[PROVIDED RECORDS]:
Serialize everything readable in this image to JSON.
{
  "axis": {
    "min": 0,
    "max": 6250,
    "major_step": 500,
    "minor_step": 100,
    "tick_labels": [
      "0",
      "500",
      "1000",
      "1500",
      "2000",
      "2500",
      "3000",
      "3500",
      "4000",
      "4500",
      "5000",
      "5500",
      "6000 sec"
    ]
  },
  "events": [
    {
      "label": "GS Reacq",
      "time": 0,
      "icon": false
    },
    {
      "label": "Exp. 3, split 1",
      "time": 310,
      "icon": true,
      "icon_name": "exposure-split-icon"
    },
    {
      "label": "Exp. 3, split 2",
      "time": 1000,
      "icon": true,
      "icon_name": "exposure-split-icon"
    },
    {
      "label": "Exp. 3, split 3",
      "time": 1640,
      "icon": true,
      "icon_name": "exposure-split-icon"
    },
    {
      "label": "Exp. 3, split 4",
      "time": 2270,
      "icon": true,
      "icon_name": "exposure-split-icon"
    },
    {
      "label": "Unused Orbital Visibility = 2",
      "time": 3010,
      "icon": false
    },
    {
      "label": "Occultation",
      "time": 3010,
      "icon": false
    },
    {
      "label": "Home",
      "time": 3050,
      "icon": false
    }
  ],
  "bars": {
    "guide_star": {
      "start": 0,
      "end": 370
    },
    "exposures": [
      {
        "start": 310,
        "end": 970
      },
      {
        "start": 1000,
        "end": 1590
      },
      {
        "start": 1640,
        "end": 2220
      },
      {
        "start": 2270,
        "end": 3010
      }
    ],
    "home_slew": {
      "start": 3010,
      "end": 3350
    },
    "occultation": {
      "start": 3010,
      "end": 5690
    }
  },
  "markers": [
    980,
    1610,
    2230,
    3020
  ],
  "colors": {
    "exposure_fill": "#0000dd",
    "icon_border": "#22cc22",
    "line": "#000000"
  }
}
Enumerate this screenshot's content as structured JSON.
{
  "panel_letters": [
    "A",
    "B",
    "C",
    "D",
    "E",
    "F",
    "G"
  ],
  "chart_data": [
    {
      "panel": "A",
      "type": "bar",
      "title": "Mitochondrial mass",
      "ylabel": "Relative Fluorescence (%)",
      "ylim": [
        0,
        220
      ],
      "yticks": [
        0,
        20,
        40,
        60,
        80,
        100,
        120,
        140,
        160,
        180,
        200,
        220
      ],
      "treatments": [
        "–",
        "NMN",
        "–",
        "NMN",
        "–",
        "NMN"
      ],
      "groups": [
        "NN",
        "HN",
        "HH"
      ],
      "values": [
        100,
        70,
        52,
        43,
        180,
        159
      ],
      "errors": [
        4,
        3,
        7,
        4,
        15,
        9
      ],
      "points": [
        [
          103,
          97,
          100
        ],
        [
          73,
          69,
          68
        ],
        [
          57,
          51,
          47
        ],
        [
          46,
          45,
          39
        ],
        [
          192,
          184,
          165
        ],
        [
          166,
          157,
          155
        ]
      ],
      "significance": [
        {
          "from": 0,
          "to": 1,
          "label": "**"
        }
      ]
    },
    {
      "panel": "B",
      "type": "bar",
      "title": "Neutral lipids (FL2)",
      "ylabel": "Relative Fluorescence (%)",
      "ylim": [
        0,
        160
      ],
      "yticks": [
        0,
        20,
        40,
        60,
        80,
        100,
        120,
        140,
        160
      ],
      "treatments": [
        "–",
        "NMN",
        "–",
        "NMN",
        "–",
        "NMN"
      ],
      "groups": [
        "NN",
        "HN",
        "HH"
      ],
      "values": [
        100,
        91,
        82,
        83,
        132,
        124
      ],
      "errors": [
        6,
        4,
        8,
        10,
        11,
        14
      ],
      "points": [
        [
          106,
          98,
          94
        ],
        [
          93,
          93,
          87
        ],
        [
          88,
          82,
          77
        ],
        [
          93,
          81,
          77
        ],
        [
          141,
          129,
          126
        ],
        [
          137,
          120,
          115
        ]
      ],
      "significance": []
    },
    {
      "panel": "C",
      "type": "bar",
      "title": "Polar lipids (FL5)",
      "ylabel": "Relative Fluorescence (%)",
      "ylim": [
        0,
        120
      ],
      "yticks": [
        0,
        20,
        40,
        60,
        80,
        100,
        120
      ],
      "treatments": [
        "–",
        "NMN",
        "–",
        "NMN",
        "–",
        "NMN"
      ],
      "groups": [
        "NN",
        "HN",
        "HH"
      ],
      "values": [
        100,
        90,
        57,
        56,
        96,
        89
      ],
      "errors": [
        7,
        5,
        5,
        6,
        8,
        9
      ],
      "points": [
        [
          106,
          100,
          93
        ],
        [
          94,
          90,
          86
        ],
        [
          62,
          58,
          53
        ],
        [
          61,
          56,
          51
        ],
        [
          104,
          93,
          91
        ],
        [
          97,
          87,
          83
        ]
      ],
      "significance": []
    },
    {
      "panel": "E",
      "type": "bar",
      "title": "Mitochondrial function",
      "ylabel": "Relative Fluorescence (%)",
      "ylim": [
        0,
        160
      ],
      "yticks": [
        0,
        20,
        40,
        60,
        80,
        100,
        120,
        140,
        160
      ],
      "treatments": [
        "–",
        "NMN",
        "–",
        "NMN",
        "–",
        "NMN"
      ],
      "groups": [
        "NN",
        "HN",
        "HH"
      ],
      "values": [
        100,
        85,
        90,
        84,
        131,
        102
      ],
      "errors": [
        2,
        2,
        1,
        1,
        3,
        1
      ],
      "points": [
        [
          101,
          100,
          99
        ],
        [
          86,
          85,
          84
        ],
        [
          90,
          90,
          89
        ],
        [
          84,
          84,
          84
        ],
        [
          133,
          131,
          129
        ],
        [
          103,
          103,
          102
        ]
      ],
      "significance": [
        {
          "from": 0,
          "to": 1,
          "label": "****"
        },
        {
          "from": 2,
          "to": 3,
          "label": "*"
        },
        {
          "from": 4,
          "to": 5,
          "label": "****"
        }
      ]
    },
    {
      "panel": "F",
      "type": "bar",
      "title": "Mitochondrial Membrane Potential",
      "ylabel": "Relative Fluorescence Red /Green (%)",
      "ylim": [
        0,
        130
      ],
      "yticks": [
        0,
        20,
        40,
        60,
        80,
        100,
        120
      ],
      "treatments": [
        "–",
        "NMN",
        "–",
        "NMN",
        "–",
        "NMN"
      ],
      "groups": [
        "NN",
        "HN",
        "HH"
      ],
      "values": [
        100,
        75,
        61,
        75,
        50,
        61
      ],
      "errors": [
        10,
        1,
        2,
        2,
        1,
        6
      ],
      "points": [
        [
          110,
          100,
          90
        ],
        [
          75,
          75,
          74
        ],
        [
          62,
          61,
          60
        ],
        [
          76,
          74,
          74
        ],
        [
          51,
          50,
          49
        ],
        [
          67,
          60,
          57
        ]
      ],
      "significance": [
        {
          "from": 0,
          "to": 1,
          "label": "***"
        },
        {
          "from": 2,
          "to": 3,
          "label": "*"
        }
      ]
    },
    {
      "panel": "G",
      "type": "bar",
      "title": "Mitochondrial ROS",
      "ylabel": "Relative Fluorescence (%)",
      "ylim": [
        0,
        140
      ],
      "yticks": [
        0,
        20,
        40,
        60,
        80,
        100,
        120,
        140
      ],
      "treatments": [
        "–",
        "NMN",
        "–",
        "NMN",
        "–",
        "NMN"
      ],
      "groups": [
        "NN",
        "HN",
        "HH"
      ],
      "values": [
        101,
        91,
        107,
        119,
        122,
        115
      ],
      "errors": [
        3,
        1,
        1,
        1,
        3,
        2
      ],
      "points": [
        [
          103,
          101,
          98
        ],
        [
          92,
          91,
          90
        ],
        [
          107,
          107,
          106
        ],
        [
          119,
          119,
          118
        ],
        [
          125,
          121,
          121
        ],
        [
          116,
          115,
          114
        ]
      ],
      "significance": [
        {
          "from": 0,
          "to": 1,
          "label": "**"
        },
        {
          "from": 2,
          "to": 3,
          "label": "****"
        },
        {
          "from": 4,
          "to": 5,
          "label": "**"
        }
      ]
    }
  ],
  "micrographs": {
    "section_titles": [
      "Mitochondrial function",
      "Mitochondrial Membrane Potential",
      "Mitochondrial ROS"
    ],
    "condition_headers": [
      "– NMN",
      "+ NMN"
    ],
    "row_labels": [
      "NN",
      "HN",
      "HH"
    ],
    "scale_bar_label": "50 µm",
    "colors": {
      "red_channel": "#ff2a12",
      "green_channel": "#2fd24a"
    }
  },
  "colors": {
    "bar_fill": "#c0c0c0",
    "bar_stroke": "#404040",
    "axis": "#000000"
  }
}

[WHAT IS NEEDED]:
Copy each line of the entries that includes the word "function".

[TASK RESPONSE]:
      "title": "Mitochondrial function",
      "Mitochondrial function",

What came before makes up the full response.